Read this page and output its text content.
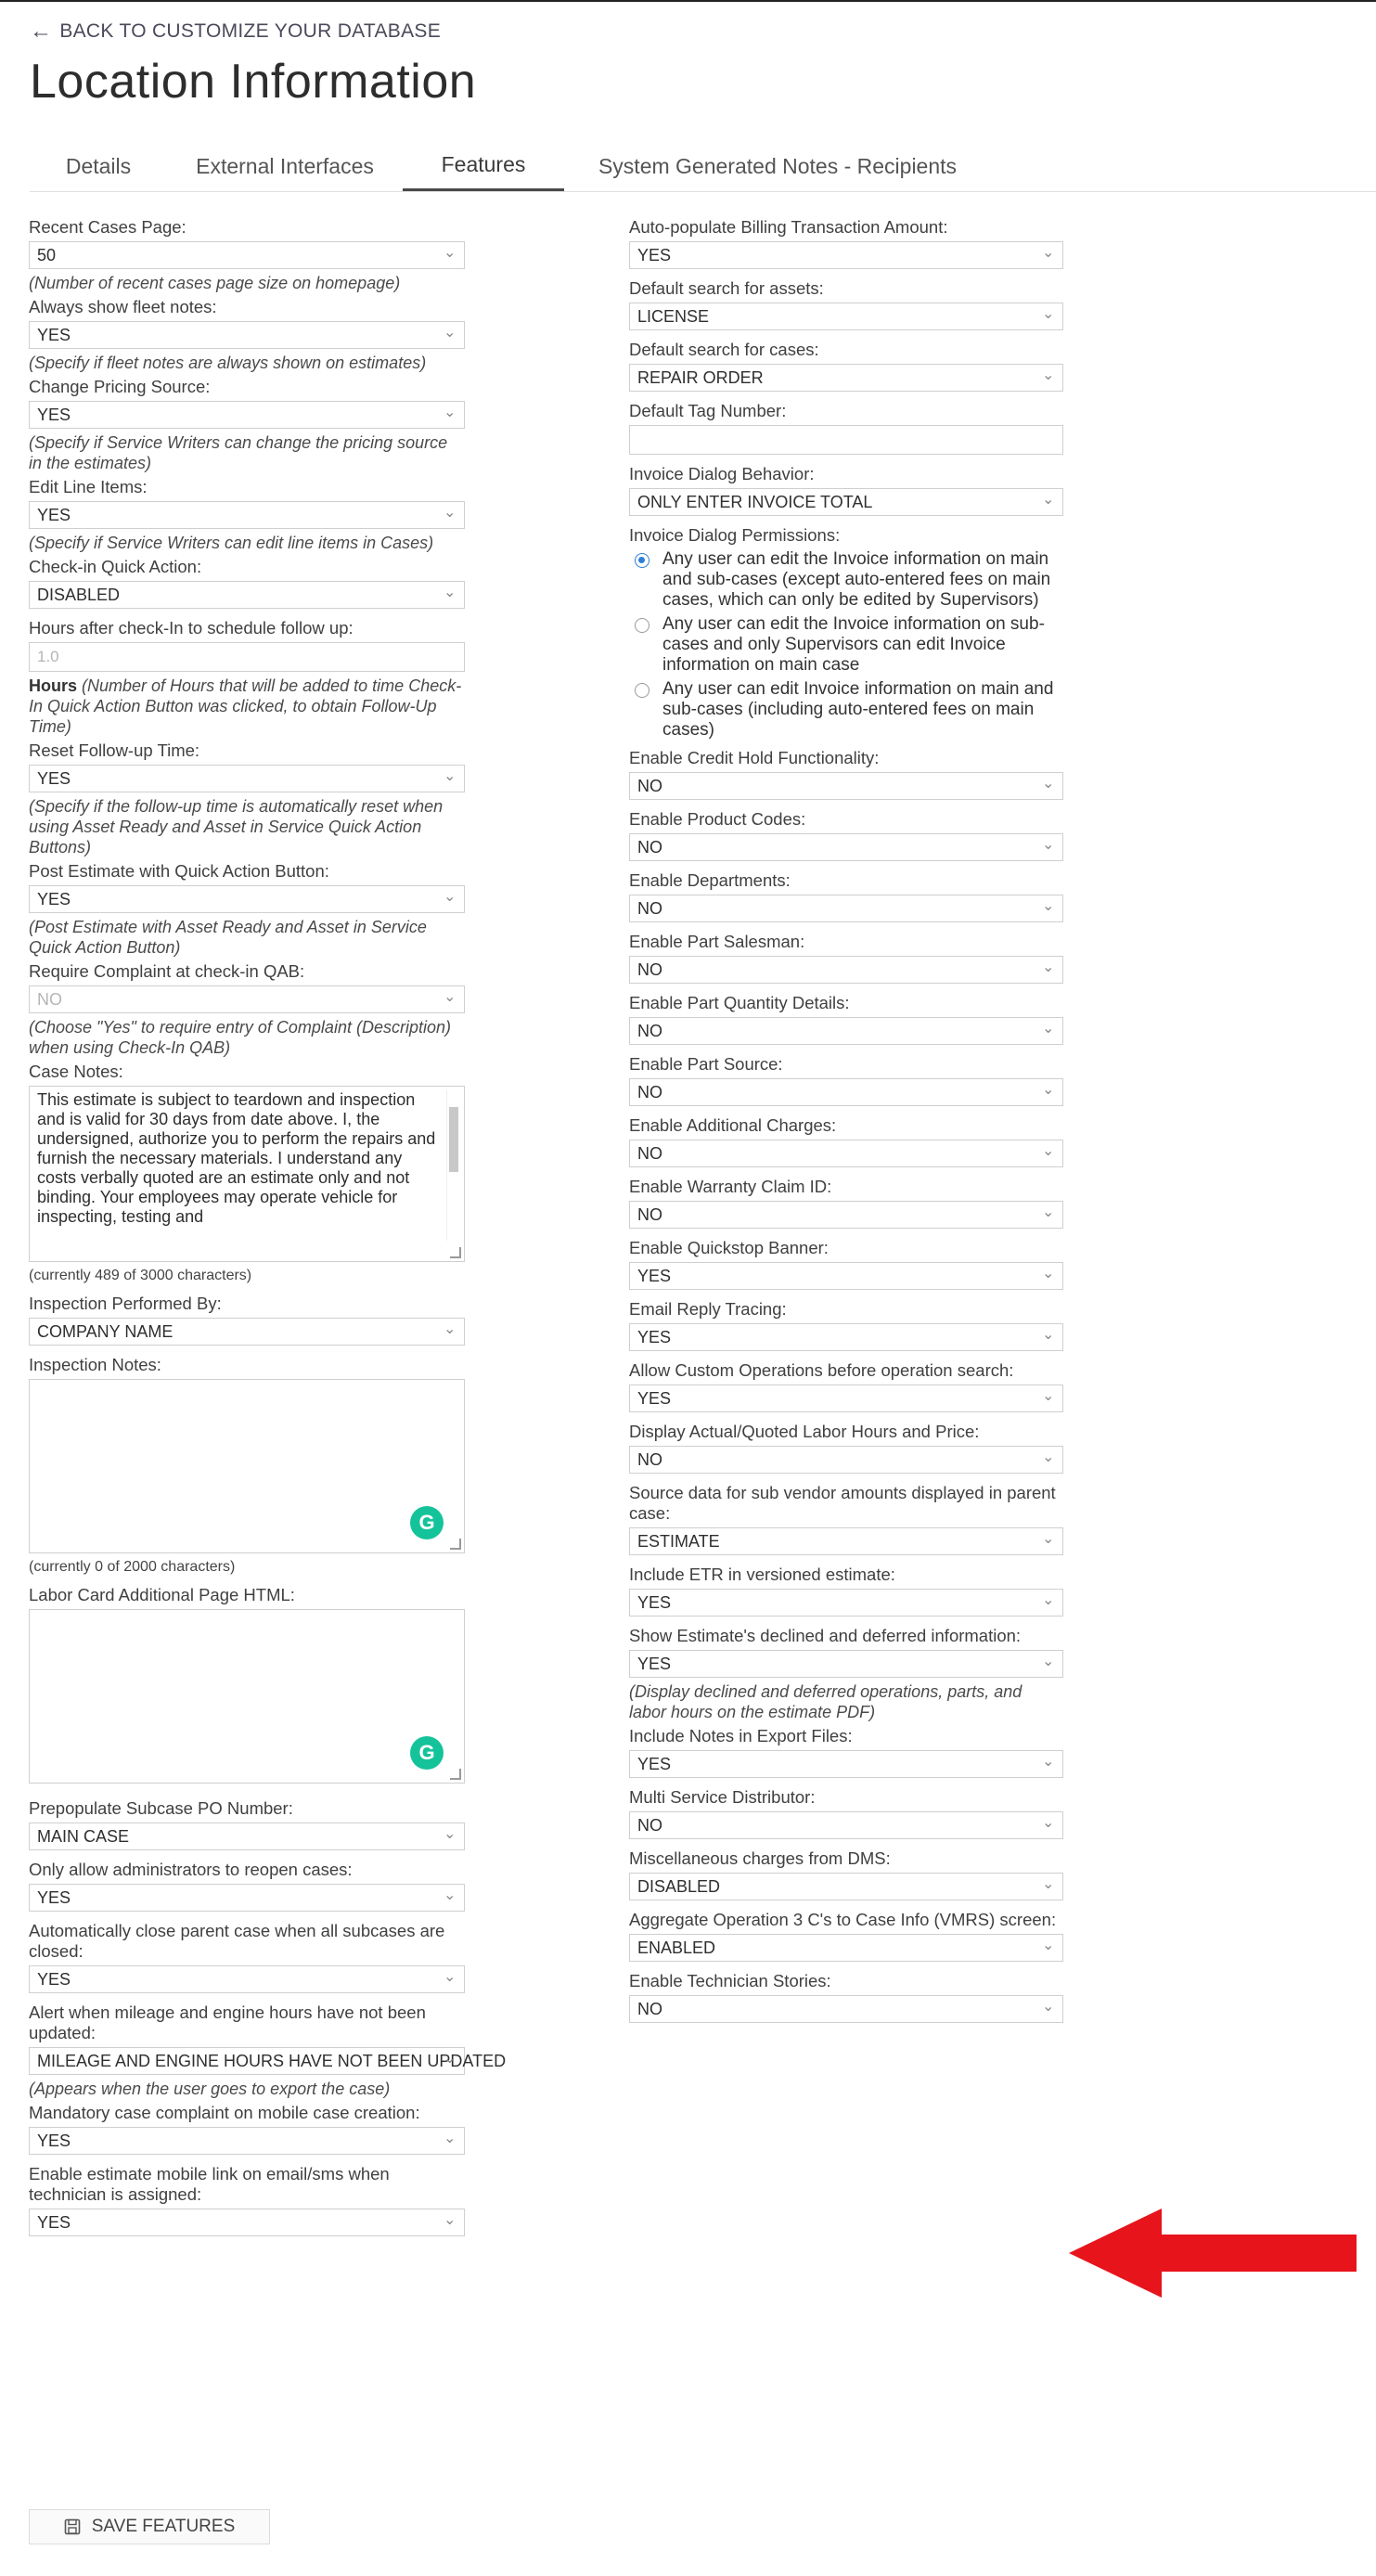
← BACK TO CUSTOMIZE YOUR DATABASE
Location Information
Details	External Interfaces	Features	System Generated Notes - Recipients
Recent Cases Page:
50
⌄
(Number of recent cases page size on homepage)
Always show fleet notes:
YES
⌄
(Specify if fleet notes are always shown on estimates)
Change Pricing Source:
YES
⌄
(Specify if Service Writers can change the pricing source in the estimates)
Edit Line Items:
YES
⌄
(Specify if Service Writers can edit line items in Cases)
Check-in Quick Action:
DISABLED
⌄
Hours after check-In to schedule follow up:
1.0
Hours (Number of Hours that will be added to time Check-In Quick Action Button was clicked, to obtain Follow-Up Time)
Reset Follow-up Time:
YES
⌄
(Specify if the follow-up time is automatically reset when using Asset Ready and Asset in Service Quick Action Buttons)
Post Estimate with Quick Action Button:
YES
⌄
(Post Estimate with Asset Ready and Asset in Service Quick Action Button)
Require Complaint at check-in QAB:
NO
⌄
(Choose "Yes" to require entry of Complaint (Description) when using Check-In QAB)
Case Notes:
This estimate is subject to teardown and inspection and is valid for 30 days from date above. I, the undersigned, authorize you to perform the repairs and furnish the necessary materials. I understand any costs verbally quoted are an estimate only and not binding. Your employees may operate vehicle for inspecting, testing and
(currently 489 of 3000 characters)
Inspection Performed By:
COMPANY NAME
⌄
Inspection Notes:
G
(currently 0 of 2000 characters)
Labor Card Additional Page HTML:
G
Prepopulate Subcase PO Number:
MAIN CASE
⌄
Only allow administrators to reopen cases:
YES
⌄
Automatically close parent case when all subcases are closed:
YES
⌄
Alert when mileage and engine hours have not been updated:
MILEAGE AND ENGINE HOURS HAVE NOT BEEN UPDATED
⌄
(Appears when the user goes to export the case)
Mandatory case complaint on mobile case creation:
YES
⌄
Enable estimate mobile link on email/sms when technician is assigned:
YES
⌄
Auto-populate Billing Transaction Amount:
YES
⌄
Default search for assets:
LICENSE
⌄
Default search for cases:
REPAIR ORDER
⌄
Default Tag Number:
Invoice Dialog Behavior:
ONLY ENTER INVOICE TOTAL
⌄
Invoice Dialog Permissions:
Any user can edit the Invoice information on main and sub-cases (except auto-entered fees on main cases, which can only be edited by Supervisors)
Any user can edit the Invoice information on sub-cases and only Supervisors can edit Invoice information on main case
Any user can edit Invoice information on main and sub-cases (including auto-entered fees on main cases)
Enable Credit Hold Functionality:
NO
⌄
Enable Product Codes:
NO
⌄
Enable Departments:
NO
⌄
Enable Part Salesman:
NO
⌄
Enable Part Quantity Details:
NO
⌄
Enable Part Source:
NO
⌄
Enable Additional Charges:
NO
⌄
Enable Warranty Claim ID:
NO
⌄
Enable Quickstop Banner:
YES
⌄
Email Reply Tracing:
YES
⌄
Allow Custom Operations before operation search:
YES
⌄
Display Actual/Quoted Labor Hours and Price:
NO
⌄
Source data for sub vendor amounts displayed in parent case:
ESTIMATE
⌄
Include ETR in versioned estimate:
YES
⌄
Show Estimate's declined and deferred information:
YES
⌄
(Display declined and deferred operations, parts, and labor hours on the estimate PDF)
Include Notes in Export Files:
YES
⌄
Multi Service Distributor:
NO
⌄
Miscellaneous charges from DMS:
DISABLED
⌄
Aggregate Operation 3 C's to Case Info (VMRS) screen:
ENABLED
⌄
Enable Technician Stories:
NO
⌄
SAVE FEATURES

---

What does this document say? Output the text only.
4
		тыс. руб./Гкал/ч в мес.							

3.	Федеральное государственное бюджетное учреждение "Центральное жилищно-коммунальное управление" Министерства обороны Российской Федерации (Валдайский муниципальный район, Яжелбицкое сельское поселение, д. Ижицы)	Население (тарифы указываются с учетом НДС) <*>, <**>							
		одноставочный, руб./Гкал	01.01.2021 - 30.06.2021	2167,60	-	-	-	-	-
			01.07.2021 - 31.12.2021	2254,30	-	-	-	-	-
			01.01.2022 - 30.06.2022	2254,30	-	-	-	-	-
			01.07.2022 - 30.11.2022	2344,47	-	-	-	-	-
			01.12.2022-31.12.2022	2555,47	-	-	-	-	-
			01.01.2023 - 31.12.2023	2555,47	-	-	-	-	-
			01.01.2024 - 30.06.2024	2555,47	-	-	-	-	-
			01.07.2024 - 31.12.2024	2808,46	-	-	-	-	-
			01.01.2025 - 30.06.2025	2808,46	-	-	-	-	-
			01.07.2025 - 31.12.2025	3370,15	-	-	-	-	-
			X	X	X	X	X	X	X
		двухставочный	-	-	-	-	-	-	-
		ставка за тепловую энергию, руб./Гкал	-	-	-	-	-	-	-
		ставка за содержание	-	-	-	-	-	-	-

▸ WHAT THIS TASK INVOLVES
Where a line in the material contains "currently", copy that line.

▸ EXERCISE RESULT
(currently 489 of 3000 characters)
(currently 0 of 2000 characters)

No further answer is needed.